Data for this exercise —
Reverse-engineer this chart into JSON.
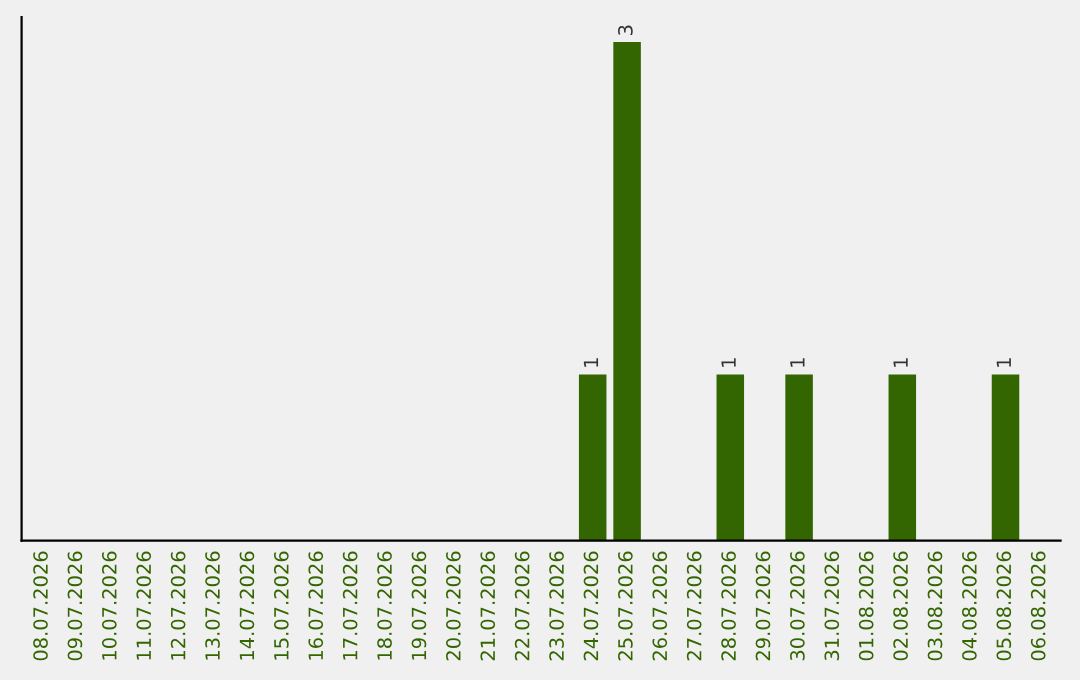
{
  "chart_data": {
    "type": "bar",
    "categories": [
      "08.07.2026",
      "09.07.2026",
      "10.07.2026",
      "11.07.2026",
      "12.07.2026",
      "13.07.2026",
      "14.07.2026",
      "15.07.2026",
      "16.07.2026",
      "17.07.2026",
      "18.07.2026",
      "19.07.2026",
      "20.07.2026",
      "21.07.2026",
      "22.07.2026",
      "23.07.2026",
      "24.07.2026",
      "25.07.2026",
      "26.07.2026",
      "27.07.2026",
      "28.07.2026",
      "29.07.2026",
      "30.07.2026",
      "31.07.2026",
      "01.08.2026",
      "02.08.2026",
      "03.08.2026",
      "04.08.2026",
      "05.08.2026",
      "06.08.2026"
    ],
    "values": [
      null,
      null,
      null,
      null,
      null,
      null,
      null,
      null,
      null,
      null,
      null,
      null,
      null,
      null,
      null,
      null,
      1,
      3,
      null,
      null,
      1,
      null,
      1,
      null,
      null,
      1,
      null,
      null,
      1,
      null
    ],
    "data_labels": true,
    "color": "#336600",
    "tick_labels": "x",
    "grid": false,
    "legend": false
  }
}
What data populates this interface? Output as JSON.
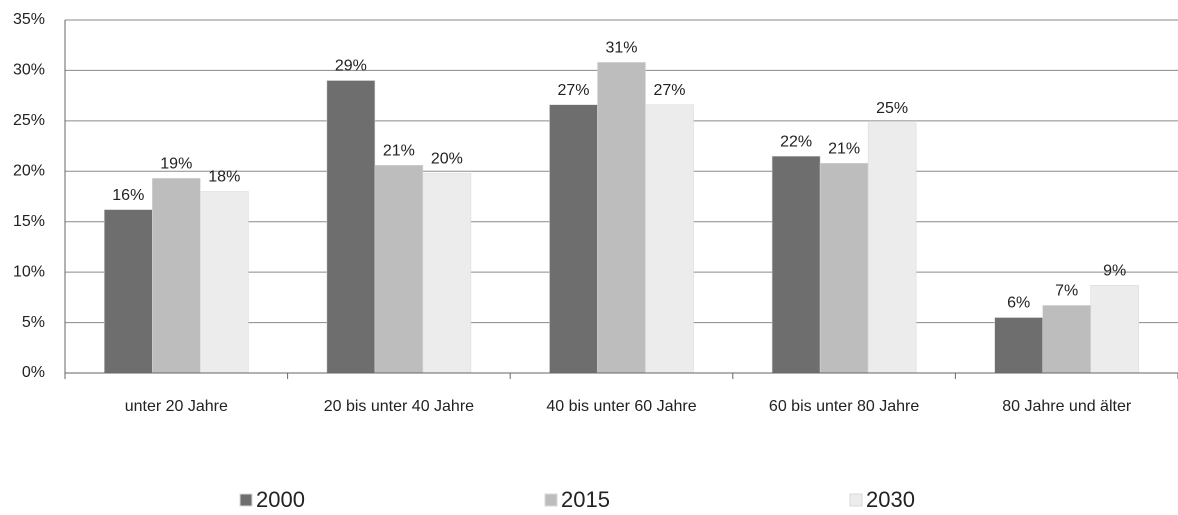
{
  "chart_data": {
    "type": "bar",
    "categories": [
      "unter 20 Jahre",
      "20 bis unter 40 Jahre",
      "40 bis unter 60 Jahre",
      "60 bis unter 80 Jahre",
      "80 Jahre und älter"
    ],
    "series": [
      {
        "name": "2000",
        "color": "#6e6e6e",
        "values": [
          16.2,
          29.0,
          26.6,
          21.5,
          5.5
        ],
        "value_labels": [
          "16%",
          "29%",
          "27%",
          "22%",
          "6%"
        ]
      },
      {
        "name": "2015",
        "color": "#bdbdbd",
        "values": [
          19.3,
          20.6,
          30.8,
          20.8,
          6.7
        ],
        "value_labels": [
          "19%",
          "21%",
          "31%",
          "21%",
          "7%"
        ]
      },
      {
        "name": "2030",
        "color": "#ececec",
        "values": [
          18.0,
          19.8,
          26.6,
          24.8,
          8.7
        ],
        "value_labels": [
          "18%",
          "20%",
          "27%",
          "25%",
          "9%"
        ]
      }
    ],
    "ylim": [
      0,
      35
    ],
    "yticks": [
      {
        "value": 0,
        "label": "0%"
      },
      {
        "value": 5,
        "label": "5%"
      },
      {
        "value": 10,
        "label": "10%"
      },
      {
        "value": 15,
        "label": "15%"
      },
      {
        "value": 20,
        "label": "20%"
      },
      {
        "value": 25,
        "label": "25%"
      },
      {
        "value": 30,
        "label": "30%"
      },
      {
        "value": 35,
        "label": "35%"
      }
    ],
    "grid": true
  }
}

Task brief — With the pictures omitted, reproduce the records in full and exactly.

Written solution —
Reverse-engineer this chart into JSON.
{
  "chart_data": {
    "type": "bar",
    "categories": [
      "08.07.2026",
      "09.07.2026",
      "10.07.2026",
      "11.07.2026",
      "12.07.2026",
      "13.07.2026",
      "14.07.2026",
      "15.07.2026",
      "16.07.2026",
      "17.07.2026",
      "18.07.2026",
      "19.07.2026",
      "20.07.2026",
      "21.07.2026",
      "22.07.2026",
      "23.07.2026",
      "24.07.2026",
      "25.07.2026",
      "26.07.2026",
      "27.07.2026",
      "28.07.2026",
      "29.07.2026",
      "30.07.2026",
      "31.07.2026",
      "01.08.2026",
      "02.08.2026",
      "03.08.2026",
      "04.08.2026",
      "05.08.2026",
      "06.08.2026"
    ],
    "values": [
      null,
      null,
      null,
      null,
      null,
      null,
      null,
      null,
      null,
      null,
      null,
      null,
      null,
      null,
      null,
      null,
      1,
      3,
      null,
      null,
      1,
      null,
      1,
      null,
      null,
      1,
      null,
      null,
      1,
      null
    ],
    "data_labels": true,
    "color": "#336600",
    "tick_labels": "x",
    "grid": false,
    "legend": false
  }
}
What data populates this interface? Output as JSON.
{
  "chart_data": {
    "type": "bar",
    "categories": [
      "unter 20 Jahre",
      "20 bis unter 40 Jahre",
      "40 bis unter 60 Jahre",
      "60 bis unter 80 Jahre",
      "80 Jahre und älter"
    ],
    "series": [
      {
        "name": "2000",
        "color": "#6e6e6e",
        "values": [
          16.2,
          29.0,
          26.6,
          21.5,
          5.5
        ],
        "value_labels": [
          "16%",
          "29%",
          "27%",
          "22%",
          "6%"
        ]
      },
      {
        "name": "2015",
        "color": "#bdbdbd",
        "values": [
          19.3,
          20.6,
          30.8,
          20.8,
          6.7
        ],
        "value_labels": [
          "19%",
          "21%",
          "31%",
          "21%",
          "7%"
        ]
      },
      {
        "name": "2030",
        "color": "#ececec",
        "values": [
          18.0,
          19.8,
          26.6,
          24.8,
          8.7
        ],
        "value_labels": [
          "18%",
          "20%",
          "27%",
          "25%",
          "9%"
        ]
      }
    ],
    "ylim": [
      0,
      35
    ],
    "yticks": [
      {
        "value": 0,
        "label": "0%"
      },
      {
        "value": 5,
        "label": "5%"
      },
      {
        "value": 10,
        "label": "10%"
      },
      {
        "value": 15,
        "label": "15%"
      },
      {
        "value": 20,
        "label": "20%"
      },
      {
        "value": 25,
        "label": "25%"
      },
      {
        "value": 30,
        "label": "30%"
      },
      {
        "value": 35,
        "label": "35%"
      }
    ],
    "grid": true
  }
}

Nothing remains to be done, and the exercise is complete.